Stated goal:
Reproduce each line exactly, including spacing and punctuation.

Task inputs:

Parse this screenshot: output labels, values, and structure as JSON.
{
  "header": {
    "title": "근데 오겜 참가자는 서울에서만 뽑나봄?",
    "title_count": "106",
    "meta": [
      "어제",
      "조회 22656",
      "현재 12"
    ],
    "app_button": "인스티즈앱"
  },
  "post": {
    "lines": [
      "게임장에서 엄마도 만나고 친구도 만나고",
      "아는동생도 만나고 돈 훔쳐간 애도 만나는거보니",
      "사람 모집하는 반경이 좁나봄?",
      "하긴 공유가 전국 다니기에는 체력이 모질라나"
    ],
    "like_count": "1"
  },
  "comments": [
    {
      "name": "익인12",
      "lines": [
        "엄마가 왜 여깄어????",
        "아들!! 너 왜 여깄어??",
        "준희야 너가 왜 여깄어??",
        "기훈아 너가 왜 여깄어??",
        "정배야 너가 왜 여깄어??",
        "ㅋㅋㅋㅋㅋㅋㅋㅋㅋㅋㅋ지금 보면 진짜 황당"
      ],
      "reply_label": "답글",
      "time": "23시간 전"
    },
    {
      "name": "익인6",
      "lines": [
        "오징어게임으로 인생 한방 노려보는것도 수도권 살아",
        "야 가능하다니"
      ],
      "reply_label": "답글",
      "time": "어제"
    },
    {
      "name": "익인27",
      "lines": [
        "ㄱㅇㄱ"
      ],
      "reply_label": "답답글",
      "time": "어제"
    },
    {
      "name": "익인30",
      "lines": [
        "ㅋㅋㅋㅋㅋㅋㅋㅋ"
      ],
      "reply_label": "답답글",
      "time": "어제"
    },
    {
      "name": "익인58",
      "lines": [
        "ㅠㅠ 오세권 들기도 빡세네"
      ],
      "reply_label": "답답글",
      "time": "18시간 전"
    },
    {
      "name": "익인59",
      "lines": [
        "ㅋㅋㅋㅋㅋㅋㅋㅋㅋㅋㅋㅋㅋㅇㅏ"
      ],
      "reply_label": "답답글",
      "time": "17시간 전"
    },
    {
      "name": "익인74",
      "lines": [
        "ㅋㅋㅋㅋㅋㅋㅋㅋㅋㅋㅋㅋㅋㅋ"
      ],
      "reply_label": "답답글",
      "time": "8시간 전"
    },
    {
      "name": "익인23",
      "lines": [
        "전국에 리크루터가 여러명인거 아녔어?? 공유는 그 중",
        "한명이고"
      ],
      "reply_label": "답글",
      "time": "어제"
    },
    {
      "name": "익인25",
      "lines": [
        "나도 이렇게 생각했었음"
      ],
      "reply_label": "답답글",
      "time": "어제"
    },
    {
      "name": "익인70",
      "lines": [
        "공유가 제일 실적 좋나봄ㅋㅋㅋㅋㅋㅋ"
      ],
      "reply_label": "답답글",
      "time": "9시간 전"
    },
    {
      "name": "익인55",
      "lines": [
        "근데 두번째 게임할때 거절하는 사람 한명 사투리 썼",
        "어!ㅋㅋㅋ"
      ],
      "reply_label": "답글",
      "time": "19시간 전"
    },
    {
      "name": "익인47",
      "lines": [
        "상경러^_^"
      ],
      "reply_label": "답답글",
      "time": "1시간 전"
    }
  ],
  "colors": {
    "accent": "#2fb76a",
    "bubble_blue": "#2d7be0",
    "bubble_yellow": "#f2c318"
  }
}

Finished task:
Parse this screenshot: output labels, values, and structure as JSON.
{
  "header": {
    "title": "근데 오겜 참가자는 서울에서만 뽑나봄?",
    "title_count": "106",
    "meta": [
      "어제",
      "조회 22656",
      "현재 12"
    ],
    "app_button": "인스티즈앱"
  },
  "post": {
    "lines": [
      "게임장에서 엄마도 만나고 친구도 만나고",
      "아는동생도 만나고 돈 훔쳐간 애도 만나는거보니",
      "사람 모집하는 반경이 좁나봄?",
      "하긴 공유가 전국 다니기에는 체력이 모질라나"
    ],
    "like_count": "1"
  },
  "comments": [
    {
      "name": "익인12",
      "lines": [
        "엄마가 왜 여깄어????",
        "아들!! 너 왜 여깄어??",
        "준희야 너가 왜 여깄어??",
        "기훈아 너가 왜 여깄어??",
        "정배야 너가 왜 여깄어??",
        "ㅋㅋㅋㅋㅋㅋㅋㅋㅋㅋㅋ지금 보면 진짜 황당"
      ],
      "reply_label": "답글",
      "time": "23시간 전"
    },
    {
      "name": "익인6",
      "lines": [
        "오징어게임으로 인생 한방 노려보는것도 수도권 살아",
        "야 가능하다니"
      ],
      "reply_label": "답글",
      "time": "어제"
    },
    {
      "name": "익인27",
      "lines": [
        "ㄱㅇㄱ"
      ],
      "reply_label": "답답글",
      "time": "어제"
    },
    {
      "name": "익인30",
      "lines": [
        "ㅋㅋㅋㅋㅋㅋㅋㅋ"
      ],
      "reply_label": "답답글",
      "time": "어제"
    },
    {
      "name": "익인58",
      "lines": [
        "ㅠㅠ 오세권 들기도 빡세네"
      ],
      "reply_label": "답답글",
      "time": "18시간 전"
    },
    {
      "name": "익인59",
      "lines": [
        "ㅋㅋㅋㅋㅋㅋㅋㅋㅋㅋㅋㅋㅋㅇㅏ"
      ],
      "reply_label": "답답글",
      "time": "17시간 전"
    },
    {
      "name": "익인74",
      "lines": [
        "ㅋㅋㅋㅋㅋㅋㅋㅋㅋㅋㅋㅋㅋㅋ"
      ],
      "reply_label": "답답글",
      "time": "8시간 전"
    },
    {
      "name": "익인23",
      "lines": [
        "전국에 리크루터가 여러명인거 아녔어?? 공유는 그 중",
        "한명이고"
      ],
      "reply_label": "답글",
      "time": "어제"
    },
    {
      "name": "익인25",
      "lines": [
        "나도 이렇게 생각했었음"
      ],
      "reply_label": "답답글",
      "time": "어제"
    },
    {
      "name": "익인70",
      "lines": [
        "공유가 제일 실적 좋나봄ㅋㅋㅋㅋㅋㅋ"
      ],
      "reply_label": "답답글",
      "time": "9시간 전"
    },
    {
      "name": "익인55",
      "lines": [
        "근데 두번째 게임할때 거절하는 사람 한명 사투리 썼",
        "어!ㅋㅋㅋ"
      ],
      "reply_label": "답글",
      "time": "19시간 전"
    },
    {
      "name": "익인47",
      "lines": [
        "상경러^_^"
      ],
      "reply_label": "답답글",
      "time": "1시간 전"
    }
  ],
  "colors": {
    "accent": "#2fb76a",
    "bubble_blue": "#2d7be0",
    "bubble_yellow": "#f2c318"
  }
}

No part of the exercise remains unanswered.